Record extracts:
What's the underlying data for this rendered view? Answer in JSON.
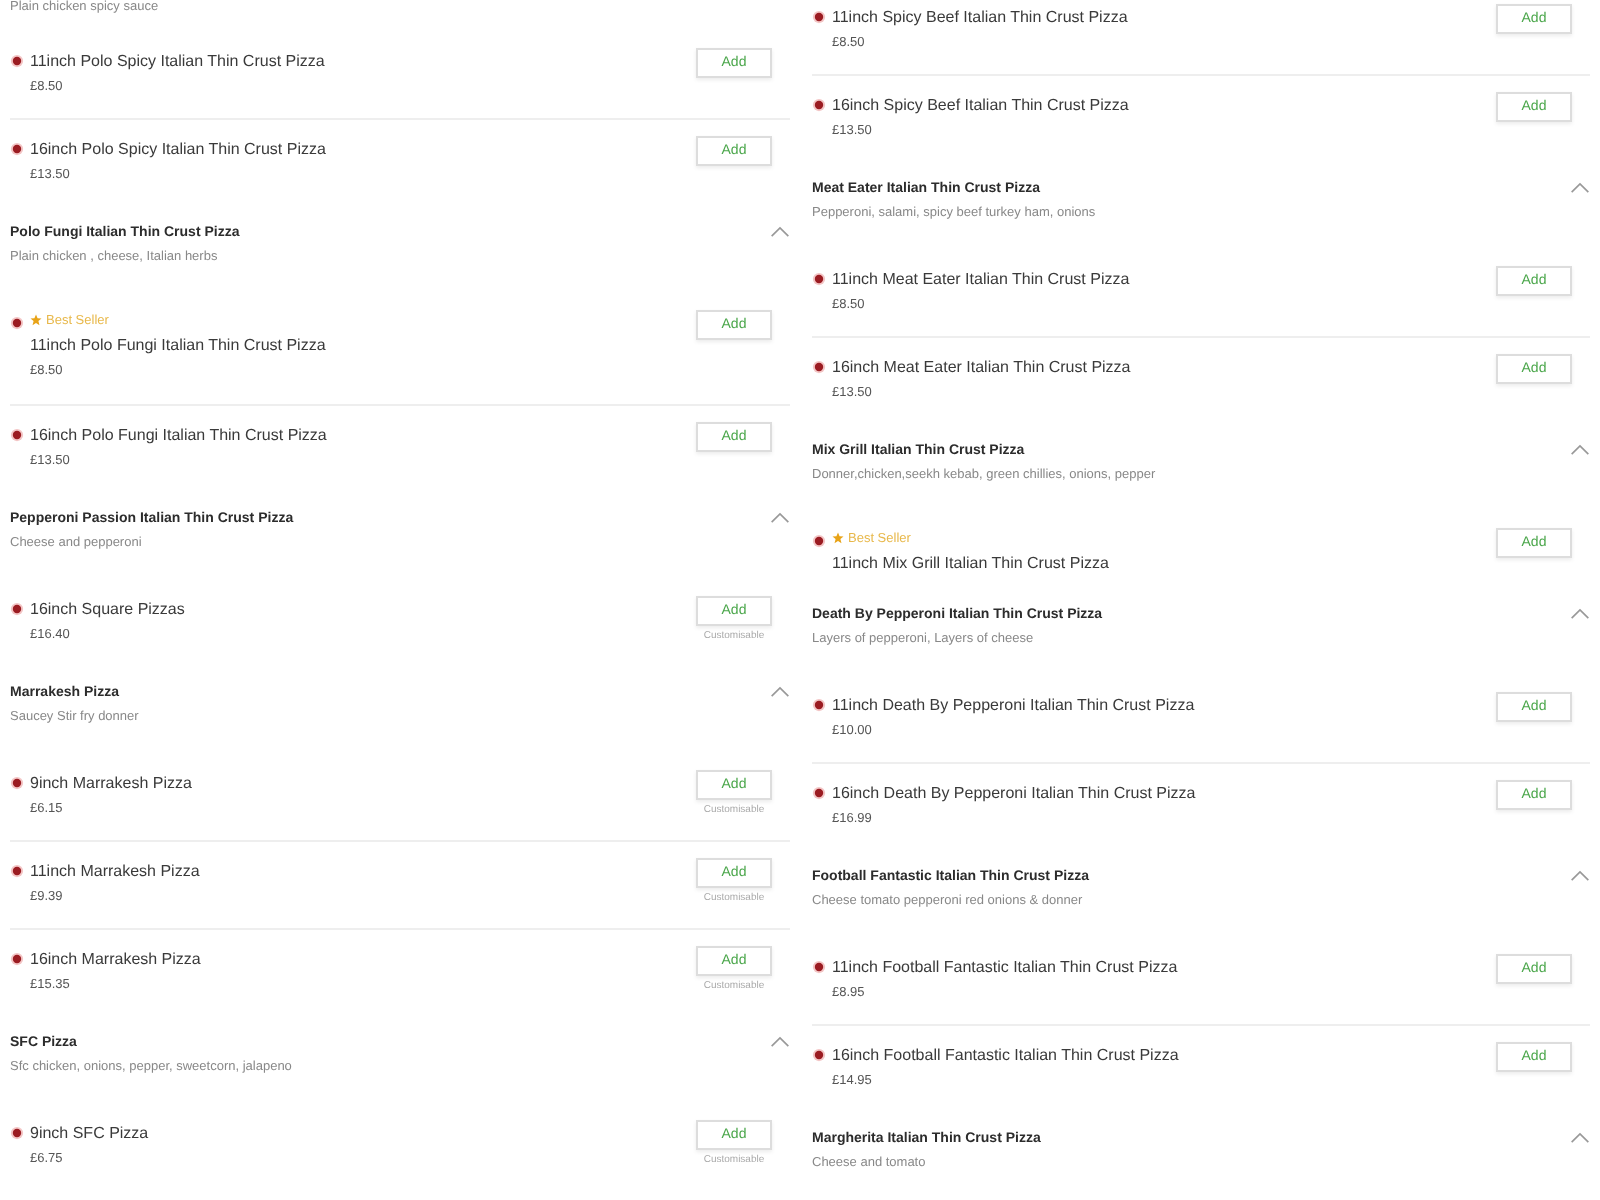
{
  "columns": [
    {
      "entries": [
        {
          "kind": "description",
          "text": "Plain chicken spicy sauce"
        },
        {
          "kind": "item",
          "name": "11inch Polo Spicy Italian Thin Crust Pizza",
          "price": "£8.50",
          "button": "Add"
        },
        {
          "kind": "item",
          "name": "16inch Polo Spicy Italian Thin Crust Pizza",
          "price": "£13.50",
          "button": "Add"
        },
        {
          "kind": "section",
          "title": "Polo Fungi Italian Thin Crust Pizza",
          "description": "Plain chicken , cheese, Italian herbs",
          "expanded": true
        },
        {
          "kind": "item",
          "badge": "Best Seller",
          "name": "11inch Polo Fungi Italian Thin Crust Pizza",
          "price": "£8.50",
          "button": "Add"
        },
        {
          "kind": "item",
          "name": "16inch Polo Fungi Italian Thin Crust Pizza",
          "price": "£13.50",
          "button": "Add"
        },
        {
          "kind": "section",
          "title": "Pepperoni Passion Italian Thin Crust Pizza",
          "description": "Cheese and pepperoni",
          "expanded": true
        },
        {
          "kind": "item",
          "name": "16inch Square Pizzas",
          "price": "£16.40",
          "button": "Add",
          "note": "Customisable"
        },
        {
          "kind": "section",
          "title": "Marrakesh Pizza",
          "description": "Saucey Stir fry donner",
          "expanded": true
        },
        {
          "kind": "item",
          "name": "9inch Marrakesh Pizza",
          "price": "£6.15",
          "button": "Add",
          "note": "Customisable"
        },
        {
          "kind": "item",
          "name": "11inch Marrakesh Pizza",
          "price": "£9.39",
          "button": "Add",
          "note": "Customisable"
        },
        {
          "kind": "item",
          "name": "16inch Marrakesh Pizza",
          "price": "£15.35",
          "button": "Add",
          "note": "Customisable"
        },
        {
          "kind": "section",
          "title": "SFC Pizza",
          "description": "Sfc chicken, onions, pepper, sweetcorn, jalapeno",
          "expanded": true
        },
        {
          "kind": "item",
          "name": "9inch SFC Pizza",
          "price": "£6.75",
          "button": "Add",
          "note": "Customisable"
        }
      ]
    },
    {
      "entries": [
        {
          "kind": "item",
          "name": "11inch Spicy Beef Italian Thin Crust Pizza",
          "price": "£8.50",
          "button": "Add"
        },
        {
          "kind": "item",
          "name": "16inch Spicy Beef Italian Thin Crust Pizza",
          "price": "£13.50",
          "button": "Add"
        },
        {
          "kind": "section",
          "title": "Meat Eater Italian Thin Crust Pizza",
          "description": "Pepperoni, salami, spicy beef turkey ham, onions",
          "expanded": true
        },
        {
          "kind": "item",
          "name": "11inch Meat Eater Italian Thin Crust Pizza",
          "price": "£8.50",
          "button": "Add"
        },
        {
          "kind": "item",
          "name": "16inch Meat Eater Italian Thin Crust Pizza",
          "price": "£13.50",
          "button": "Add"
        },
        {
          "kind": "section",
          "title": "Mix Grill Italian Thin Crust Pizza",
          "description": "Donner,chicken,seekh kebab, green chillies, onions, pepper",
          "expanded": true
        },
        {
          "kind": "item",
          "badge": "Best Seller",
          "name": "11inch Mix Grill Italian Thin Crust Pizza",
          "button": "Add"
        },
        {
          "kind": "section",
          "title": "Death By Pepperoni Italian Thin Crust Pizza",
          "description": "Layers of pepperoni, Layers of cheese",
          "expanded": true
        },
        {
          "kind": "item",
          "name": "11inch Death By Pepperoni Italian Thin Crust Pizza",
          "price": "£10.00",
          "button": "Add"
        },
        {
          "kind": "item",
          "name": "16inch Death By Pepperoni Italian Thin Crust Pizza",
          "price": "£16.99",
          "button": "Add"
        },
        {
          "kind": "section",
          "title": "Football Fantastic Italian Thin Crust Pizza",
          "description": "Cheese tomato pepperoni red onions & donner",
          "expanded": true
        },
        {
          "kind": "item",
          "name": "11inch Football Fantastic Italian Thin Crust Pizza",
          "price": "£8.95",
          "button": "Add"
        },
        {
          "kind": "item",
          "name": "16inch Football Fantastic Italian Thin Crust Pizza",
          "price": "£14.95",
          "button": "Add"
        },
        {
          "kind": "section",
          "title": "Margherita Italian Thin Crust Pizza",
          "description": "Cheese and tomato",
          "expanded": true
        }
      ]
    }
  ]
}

Aim: Go through the entries above and output them exactly, without pictures.

Answer for this exercise:
What's the underlying data for this rendered view? Answer in JSON.
{
  "columns": [
    {
      "entries": [
        {
          "kind": "description",
          "text": "Plain chicken spicy sauce"
        },
        {
          "kind": "item",
          "name": "11inch Polo Spicy Italian Thin Crust Pizza",
          "price": "£8.50",
          "button": "Add"
        },
        {
          "kind": "item",
          "name": "16inch Polo Spicy Italian Thin Crust Pizza",
          "price": "£13.50",
          "button": "Add"
        },
        {
          "kind": "section",
          "title": "Polo Fungi Italian Thin Crust Pizza",
          "description": "Plain chicken , cheese, Italian herbs",
          "expanded": true
        },
        {
          "kind": "item",
          "badge": "Best Seller",
          "name": "11inch Polo Fungi Italian Thin Crust Pizza",
          "price": "£8.50",
          "button": "Add"
        },
        {
          "kind": "item",
          "name": "16inch Polo Fungi Italian Thin Crust Pizza",
          "price": "£13.50",
          "button": "Add"
        },
        {
          "kind": "section",
          "title": "Pepperoni Passion Italian Thin Crust Pizza",
          "description": "Cheese and pepperoni",
          "expanded": true
        },
        {
          "kind": "item",
          "name": "16inch Square Pizzas",
          "price": "£16.40",
          "button": "Add",
          "note": "Customisable"
        },
        {
          "kind": "section",
          "title": "Marrakesh Pizza",
          "description": "Saucey Stir fry donner",
          "expanded": true
        },
        {
          "kind": "item",
          "name": "9inch Marrakesh Pizza",
          "price": "£6.15",
          "button": "Add",
          "note": "Customisable"
        },
        {
          "kind": "item",
          "name": "11inch Marrakesh Pizza",
          "price": "£9.39",
          "button": "Add",
          "note": "Customisable"
        },
        {
          "kind": "item",
          "name": "16inch Marrakesh Pizza",
          "price": "£15.35",
          "button": "Add",
          "note": "Customisable"
        },
        {
          "kind": "section",
          "title": "SFC Pizza",
          "description": "Sfc chicken, onions, pepper, sweetcorn, jalapeno",
          "expanded": true
        },
        {
          "kind": "item",
          "name": "9inch SFC Pizza",
          "price": "£6.75",
          "button": "Add",
          "note": "Customisable"
        }
      ]
    },
    {
      "entries": [
        {
          "kind": "item",
          "name": "11inch Spicy Beef Italian Thin Crust Pizza",
          "price": "£8.50",
          "button": "Add"
        },
        {
          "kind": "item",
          "name": "16inch Spicy Beef Italian Thin Crust Pizza",
          "price": "£13.50",
          "button": "Add"
        },
        {
          "kind": "section",
          "title": "Meat Eater Italian Thin Crust Pizza",
          "description": "Pepperoni, salami, spicy beef turkey ham, onions",
          "expanded": true
        },
        {
          "kind": "item",
          "name": "11inch Meat Eater Italian Thin Crust Pizza",
          "price": "£8.50",
          "button": "Add"
        },
        {
          "kind": "item",
          "name": "16inch Meat Eater Italian Thin Crust Pizza",
          "price": "£13.50",
          "button": "Add"
        },
        {
          "kind": "section",
          "title": "Mix Grill Italian Thin Crust Pizza",
          "description": "Donner,chicken,seekh kebab, green chillies, onions, pepper",
          "expanded": true
        },
        {
          "kind": "item",
          "badge": "Best Seller",
          "name": "11inch Mix Grill Italian Thin Crust Pizza",
          "button": "Add"
        },
        {
          "kind": "section",
          "title": "Death By Pepperoni Italian Thin Crust Pizza",
          "description": "Layers of pepperoni, Layers of cheese",
          "expanded": true
        },
        {
          "kind": "item",
          "name": "11inch Death By Pepperoni Italian Thin Crust Pizza",
          "price": "£10.00",
          "button": "Add"
        },
        {
          "kind": "item",
          "name": "16inch Death By Pepperoni Italian Thin Crust Pizza",
          "price": "£16.99",
          "button": "Add"
        },
        {
          "kind": "section",
          "title": "Football Fantastic Italian Thin Crust Pizza",
          "description": "Cheese tomato pepperoni red onions & donner",
          "expanded": true
        },
        {
          "kind": "item",
          "name": "11inch Football Fantastic Italian Thin Crust Pizza",
          "price": "£8.95",
          "button": "Add"
        },
        {
          "kind": "item",
          "name": "16inch Football Fantastic Italian Thin Crust Pizza",
          "price": "£14.95",
          "button": "Add"
        },
        {
          "kind": "section",
          "title": "Margherita Italian Thin Crust Pizza",
          "description": "Cheese and tomato",
          "expanded": true
        }
      ]
    }
  ]
}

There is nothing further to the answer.